#### Your instructions:
Could you reproduce the listing below with every "interactable" replaced by "clickable", nothing else altered, and the pictures left out?

[Records of where elements appear]
__________
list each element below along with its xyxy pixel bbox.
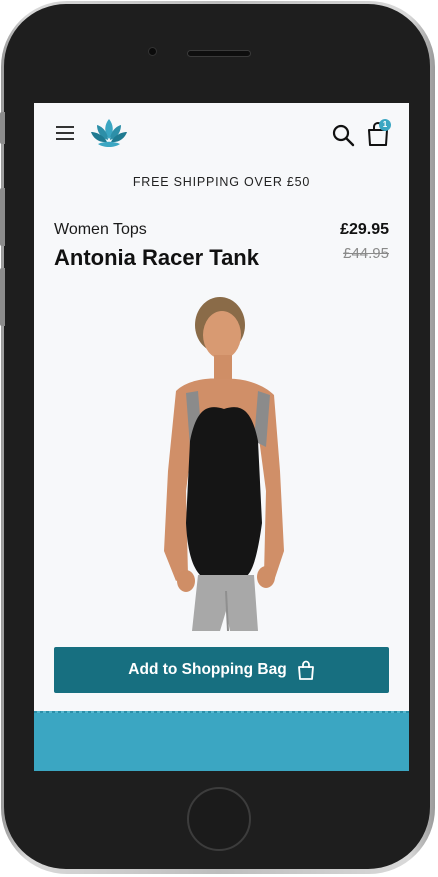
volume-down-button bbox=[0, 268, 5, 326]
cart-count-badge: 1 bbox=[379, 119, 391, 131]
home-button[interactable] bbox=[187, 787, 251, 851]
front-camera bbox=[148, 47, 157, 56]
footer-banner bbox=[34, 713, 409, 771]
hamburger-menu-icon[interactable] bbox=[56, 125, 74, 141]
add-to-bag-label: Add to Shopping Bag bbox=[128, 661, 287, 678]
product-original-price: £44.95 bbox=[343, 245, 389, 262]
product-title: Antonia Racer Tank bbox=[54, 245, 259, 270]
mute-switch bbox=[0, 112, 5, 144]
search-icon[interactable] bbox=[331, 123, 355, 147]
phone-frame: 1 FREE SHIPPING OVER £50 Women Tops Anto… bbox=[0, 0, 438, 877]
product-category[interactable]: Women Tops bbox=[54, 221, 147, 239]
product-image[interactable] bbox=[146, 291, 306, 631]
product-price: £29.95 bbox=[340, 221, 389, 238]
earpiece-speaker bbox=[187, 50, 251, 57]
product-page: 1 FREE SHIPPING OVER £50 Women Tops Anto… bbox=[34, 103, 409, 711]
free-shipping-banner: FREE SHIPPING OVER £50 bbox=[132, 175, 311, 189]
site-header: 1 bbox=[34, 103, 409, 163]
screen: 1 FREE SHIPPING OVER £50 Women Tops Anto… bbox=[34, 103, 409, 771]
add-to-bag-button[interactable]: Add to Shopping Bag bbox=[54, 647, 389, 693]
lotus-logo-icon[interactable] bbox=[90, 117, 128, 151]
volume-up-button bbox=[0, 188, 5, 246]
shopping-bag-icon bbox=[297, 660, 314, 680]
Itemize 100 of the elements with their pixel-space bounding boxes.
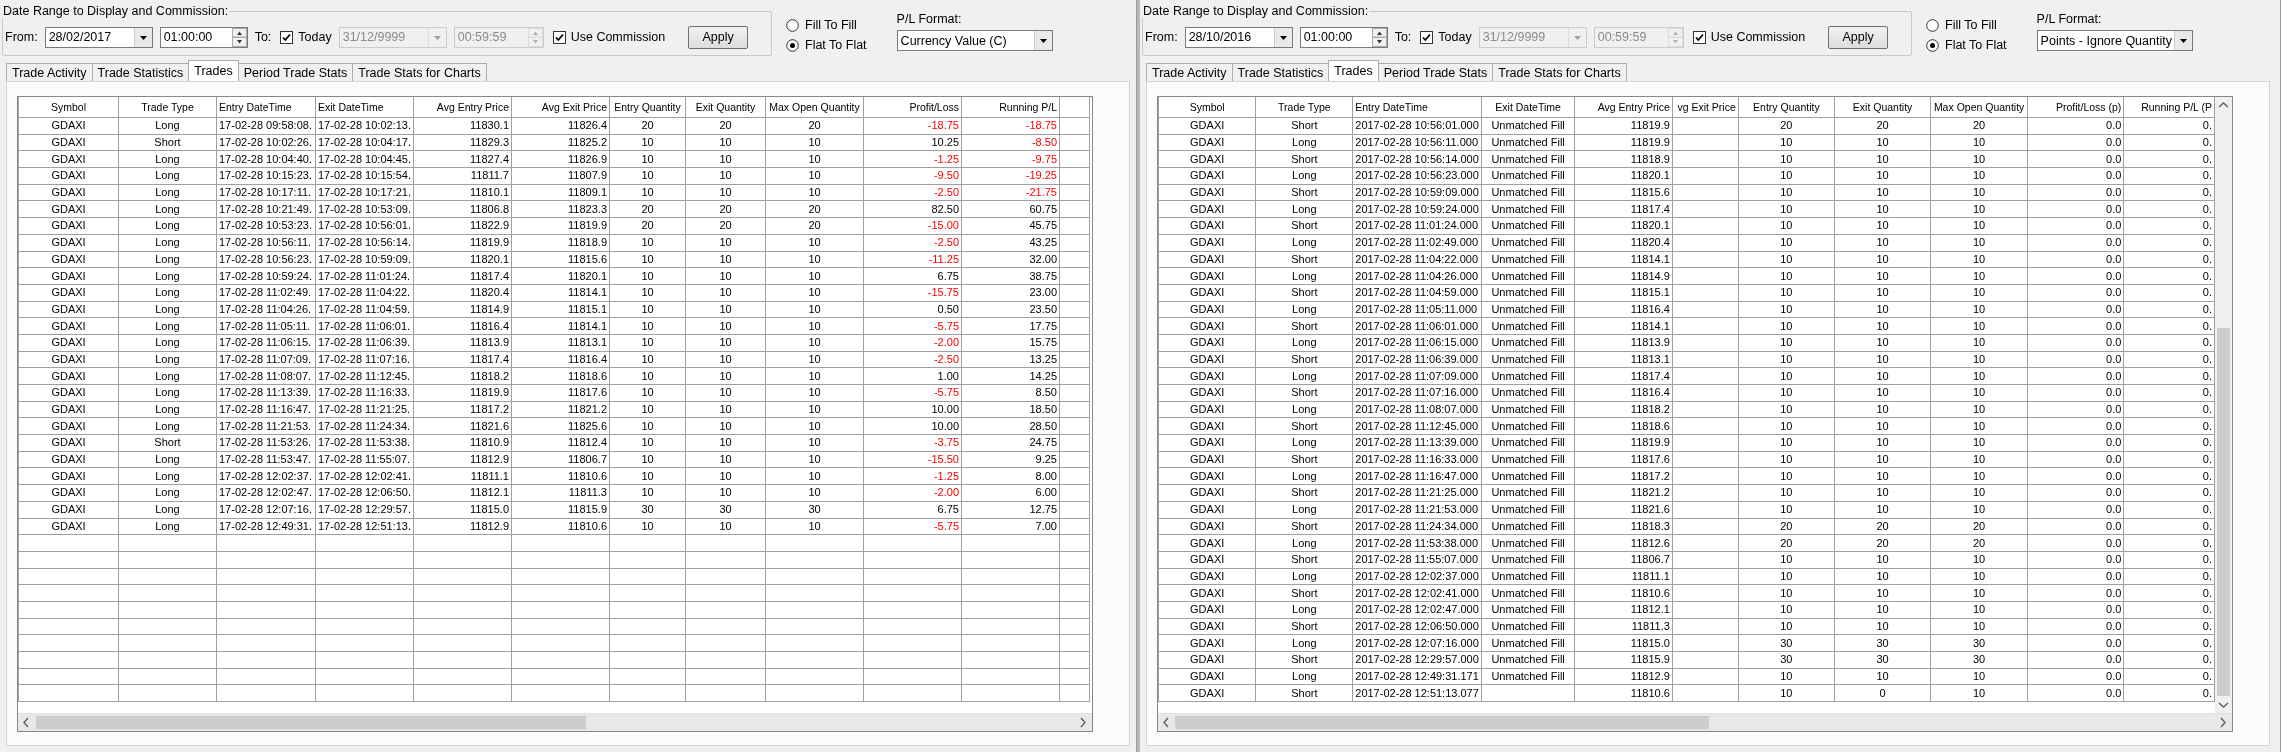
column-header[interactable]: Avg Entry Price [413,97,512,118]
table-cell: GDAXI [18,167,119,185]
table-cell: 0. [2123,317,2215,335]
today-checkbox[interactable]: Today [1420,30,1472,44]
radio-button-icon[interactable] [786,18,799,32]
from-date-dropdown[interactable]: 28/02/2017 [44,26,153,48]
column-header[interactable]: Entry Quantity [1738,97,1835,118]
table-cell: -3.75 [863,434,962,452]
table-cell: Unmatched Fill [1481,150,1575,168]
from-time-spinner[interactable]: 01:00:00 [159,26,248,48]
to-label: To: [1394,30,1412,44]
from-time-spinner[interactable]: 01:00:00 [1299,26,1388,48]
table-cell: 11826.9 [511,150,610,168]
fill-mode-radio[interactable]: Fill To Fill [786,18,867,32]
vertical-scrollbar[interactable] [2215,97,2232,713]
column-header[interactable]: Trade Type [1255,97,1353,118]
table-cell: 0.0 [2027,451,2124,468]
pl-format-dropdown[interactable]: Points - Ignore Quantity [2036,30,2193,51]
column-header[interactable]: Avg Entry Price [1574,97,1673,118]
table-cell: 10 [1834,601,1931,619]
tab[interactable]: Trade Activity [1146,63,1233,81]
table-cell: 10 [1834,150,1931,168]
scrollbar-thumb[interactable] [2217,328,2230,696]
column-header[interactable]: Profit/Loss [863,97,962,118]
table-cell: 11817.6 [1574,451,1673,468]
column-header[interactable]: Exit DateTime [1481,97,1575,118]
checkbox-icon[interactable] [1420,30,1434,44]
column-header[interactable]: Entry DateTime [216,97,316,118]
fill-mode-radio[interactable]: Fill To Fill [1926,18,2007,32]
apply-button[interactable]: Apply [688,25,749,49]
column-header[interactable]: Entry DateTime [1352,97,1482,118]
table-cell: GDAXI [1158,251,1256,268]
table-cell: Short [118,134,217,151]
checkbox-icon[interactable] [280,30,294,44]
table-cell: 11821.6 [1574,501,1673,518]
table-cell: GDAXI [18,334,119,352]
table-cell: 11827.4 [413,150,512,168]
table-cell: 11806.7 [511,451,610,468]
radio-button-icon[interactable] [786,38,799,52]
column-header[interactable]: Entry Quantity [609,97,686,118]
column-header[interactable]: Max Open Quantity [1930,97,2028,118]
table-cell: Unmatched Fill [1481,200,1575,218]
table-cell: 10 [685,417,766,435]
table-cell: 10 [609,267,686,285]
tab[interactable]: Trades [1328,60,1379,81]
table-cell: GDAXI [18,284,119,302]
scrollbar-thumb[interactable] [36,716,586,729]
fill-mode-radio[interactable]: Flat To Flat [786,38,867,52]
column-header[interactable]: Symbol [1158,97,1256,118]
table-cell: 11814.1 [1574,317,1673,335]
table-cell: 10 [1834,251,1931,268]
pl-format-dropdown[interactable]: Currency Value (C) [896,30,1053,51]
table-cell: 10 [609,234,686,251]
table-cell: 0.0 [2027,401,2124,418]
table-cell: Unmatched Fill [1481,467,1575,485]
use-commission-checkbox[interactable]: Use Commission [1692,30,1806,44]
apply-button[interactable]: Apply [1828,25,1889,49]
table-cell: 10 [1930,367,2028,385]
column-header[interactable]: vg Exit Price [1672,97,1739,118]
column-header[interactable]: Max Open Quantity [765,97,864,118]
from-date-dropdown[interactable]: 28/10/2016 [1184,26,1293,48]
tab[interactable]: Trades [188,60,239,81]
table-cell: 10 [685,451,766,468]
column-header[interactable]: Exit Quantity [1834,97,1931,118]
checkbox-icon[interactable] [552,30,566,44]
scrollbar-thumb[interactable] [1175,716,1709,729]
horizontal-scrollbar[interactable] [18,713,1092,731]
column-header[interactable]: Running P/L (P [2123,97,2215,118]
tab[interactable]: Trade Stats for Charts [352,63,487,81]
column-header[interactable]: Symbol [18,97,119,118]
today-checkbox[interactable]: Today [280,30,332,44]
table-cell: 10 [1738,451,1835,468]
column-header[interactable]: Running P/L [961,97,1060,118]
column-header[interactable]: Exit DateTime [315,97,414,118]
checkbox-icon[interactable] [1692,30,1706,44]
table-cell: 0.0 [2027,501,2124,518]
table-cell: 10 [1834,451,1931,468]
table-cell: Short [1255,518,1353,535]
table-cell: GDAXI [18,267,119,285]
column-header[interactable]: Trade Type [118,97,217,118]
table-cell: 11816.4 [511,351,610,368]
use-commission-checkbox[interactable]: Use Commission [552,30,666,44]
radio-button-icon[interactable] [1926,18,1939,32]
column-header[interactable]: Profit/Loss (p) [2027,97,2124,118]
column-header[interactable]: Exit Quantity [685,97,766,118]
table-cell: 0.0 [2027,651,2124,669]
table-cell: Long [1255,334,1353,352]
tab[interactable]: Trade Stats for Charts [1492,63,1627,81]
fill-mode-radio[interactable]: Flat To Flat [1926,38,2007,52]
table-cell: 10 [1930,501,2028,518]
table-cell: 0.0 [2027,367,2124,385]
table-cell: GDAXI [18,417,119,435]
column-header[interactable]: Avg Exit Price [511,97,610,118]
table-cell: 11819.9 [1574,117,1673,135]
table-cell: 0. [2123,267,2215,285]
tab[interactable]: Trade Activity [6,63,93,81]
table-cell: 20 [1834,518,1931,535]
table-cell: Long [1255,668,1353,685]
radio-button-icon[interactable] [1926,38,1939,52]
horizontal-scrollbar[interactable] [1158,713,2232,731]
__________
#### Task solution:
list each element below along with its xyxy pixel bbox.
volume-down-button bbox=[0, 268, 5, 326]
cart-count-badge: 1 bbox=[379, 119, 391, 131]
home-button[clickable] bbox=[187, 787, 251, 851]
front-camera bbox=[148, 47, 157, 56]
footer-banner bbox=[34, 713, 409, 771]
hamburger-menu-icon[clickable] bbox=[56, 125, 74, 141]
add-to-bag-label: Add to Shopping Bag bbox=[128, 661, 287, 678]
product-original-price: £44.95 bbox=[343, 245, 389, 262]
product-title: Antonia Racer Tank bbox=[54, 245, 259, 270]
mute-switch bbox=[0, 112, 5, 144]
search-icon[clickable] bbox=[331, 123, 355, 147]
phone-frame: 1 FREE SHIPPING OVER £50 Women Tops Anto… bbox=[0, 0, 438, 877]
product-category[clickable]: Women Tops bbox=[54, 221, 147, 239]
product-image[clickable] bbox=[146, 291, 306, 631]
product-price: £29.95 bbox=[340, 221, 389, 238]
earpiece-speaker bbox=[187, 50, 251, 57]
product-page: 1 FREE SHIPPING OVER £50 Women Tops Anto… bbox=[34, 103, 409, 711]
free-shipping-banner: FREE SHIPPING OVER £50 bbox=[132, 175, 311, 189]
site-header: 1 bbox=[34, 103, 409, 163]
screen: 1 FREE SHIPPING OVER £50 Women Tops Anto… bbox=[34, 103, 409, 771]
add-to-bag-button[clickable]: Add to Shopping Bag bbox=[54, 647, 389, 693]
lotus-logo-icon[clickable] bbox=[90, 117, 128, 151]
volume-up-button bbox=[0, 188, 5, 246]
shopping-bag-icon bbox=[297, 660, 314, 680]
Itemize 100 of the elements with their pixel-space bounding boxes.
column-header[clickable]: Avg Entry Price [413,97,512,118]
table-cell: GDAXI [18,167,119,185]
table-cell: 0. [2123,317,2215,335]
today-checkbox[clickable]: Today [1420,30,1472,44]
radio-button-icon[clickable] [786,18,799,32]
from-date-dropdown[clickable]: 28/02/2017 [44,26,153,48]
column-header[clickable]: Entry Quantity [1738,97,1835,118]
table-cell: -3.75 [863,434,962,452]
table-cell: Unmatched Fill [1481,150,1575,168]
from-time-spinner[clickable]: 01:00:00 [159,26,248,48]
to-label: To: [1394,30,1412,44]
from-time-spinner[clickable]: 01:00:00 [1299,26,1388,48]
table-cell: 11826.9 [511,150,610,168]
fill-mode-radio[clickable]: Fill To Fill [786,18,867,32]
vertical-scrollbar[clickable] [2215,97,2232,713]
column-header[clickable]: Trade Type [1255,97,1353,118]
table-cell: 0.0 [2027,451,2124,468]
pl-format-dropdown[clickable]: Points - Ignore Quantity [2036,30,2193,51]
column-header[clickable]: Avg Entry Price [1574,97,1673,118]
table-cell: 10 [1834,601,1931,619]
tab[clickable]: Trade Activity [1146,63,1233,81]
table-cell: 10 [1834,150,1931,168]
scrollbar-thumb[clickable] [2217,328,2230,696]
column-header[clickable]: Profit/Loss [863,97,962,118]
table-cell: 11817.6 [1574,451,1673,468]
column-header[clickable]: Exit DateTime [1481,97,1575,118]
checkbox-icon[clickable] [1420,30,1434,44]
column-header[clickable]: Entry DateTime [216,97,316,118]
fill-mode-radio[clickable]: Fill To Fill [1926,18,2007,32]
apply-button[clickable]: Apply [688,25,749,49]
column-header[clickable]: Entry DateTime [1352,97,1482,118]
table-cell: GDAXI [1158,251,1256,268]
table-cell: Short [118,134,217,151]
checkbox-icon[clickable] [280,30,294,44]
table-cell: 11821.6 [1574,501,1673,518]
table-cell: GDAXI [18,334,119,352]
table-cell: 11827.4 [413,150,512,168]
table-cell: 11806.7 [511,451,610,468]
radio-button-icon[clickable] [786,38,799,52]
column-header[clickable]: Entry Quantity [609,97,686,118]
column-header[clickable]: Max Open Quantity [1930,97,2028,118]
table-cell: Unmatched Fill [1481,200,1575,218]
table-cell: 10 [685,417,766,435]
table-cell: 10 [609,267,686,285]
tab[clickable]: Trades [1328,60,1379,81]
table-cell: GDAXI [18,284,119,302]
scrollbar-thumb[clickable] [36,716,586,729]
fill-mode-radio[clickable]: Flat To Flat [786,38,867,52]
column-header[clickable]: Symbol [1158,97,1256,118]
table-cell: 11814.1 [1574,317,1673,335]
table-cell: 10 [1834,251,1931,268]
pl-format-dropdown[clickable]: Currency Value (C) [896,30,1053,51]
table-cell: 10 [609,234,686,251]
table-cell: 0.0 [2027,401,2124,418]
table-cell: Unmatched Fill [1481,467,1575,485]
use-commission-checkbox[clickable]: Use Commission [1692,30,1806,44]
apply-button[clickable]: Apply [1828,25,1889,49]
table-cell: 10 [1930,367,2028,385]
column-header[clickable]: vg Exit Price [1672,97,1739,118]
column-header[clickable]: Max Open Quantity [765,97,864,118]
from-date-dropdown[clickable]: 28/10/2016 [1184,26,1293,48]
tab[clickable]: Trades [188,60,239,81]
table-cell: 10 [685,451,766,468]
column-header[clickable]: Exit Quantity [1834,97,1931,118]
checkbox-icon[clickable] [552,30,566,44]
scrollbar-thumb[clickable] [1175,716,1709,729]
horizontal-scrollbar[clickable] [18,713,1092,731]
column-header[clickable]: Running P/L (P [2123,97,2215,118]
tab[clickable]: Trade Stats for Charts [352,63,487,81]
column-header[clickable]: Symbol [18,97,119,118]
today-checkbox[clickable]: Today [280,30,332,44]
table-cell: 10 [1738,451,1835,468]
column-header[clickable]: Running P/L [961,97,1060,118]
column-header[clickable]: Exit DateTime [315,97,414,118]
checkbox-icon[clickable] [1692,30,1706,44]
table-cell: 0.0 [2027,501,2124,518]
table-cell: 10 [1834,451,1931,468]
table-cell: Short [1255,518,1353,535]
table-cell: GDAXI [18,267,119,285]
column-header[clickable]: Trade Type [118,97,217,118]
table-cell: 11816.4 [511,351,610,368]
use-commission-checkbox[clickable]: Use Commission [552,30,666,44]
radio-button-icon[clickable] [1926,18,1939,32]
column-header[clickable]: Profit/Loss (p) [2027,97,2124,118]
column-header[clickable]: Exit Quantity [685,97,766,118]
table-cell: 0.0 [2027,651,2124,669]
table-cell: Long [1255,334,1353,352]
tab[clickable]: Trade Stats for Charts [1492,63,1627,81]
fill-mode-radio[clickable]: Flat To Flat [1926,38,2007,52]
table-cell: 10 [1930,501,2028,518]
table-cell: 0.0 [2027,367,2124,385]
table-cell: GDAXI [18,417,119,435]
column-header[clickable]: Avg Exit Price [511,97,610,118]
table-cell: 11819.9 [1574,117,1673,135]
table-cell: 0. [2123,267,2215,285]
tab[clickable]: Trade Activity [6,63,93,81]
table-cell: 20 [1834,518,1931,535]
table-cell: Long [1255,668,1353,685]
radio-button-icon[clickable] [1926,38,1939,52]
horizontal-scrollbar[clickable] [1158,713,2232,731]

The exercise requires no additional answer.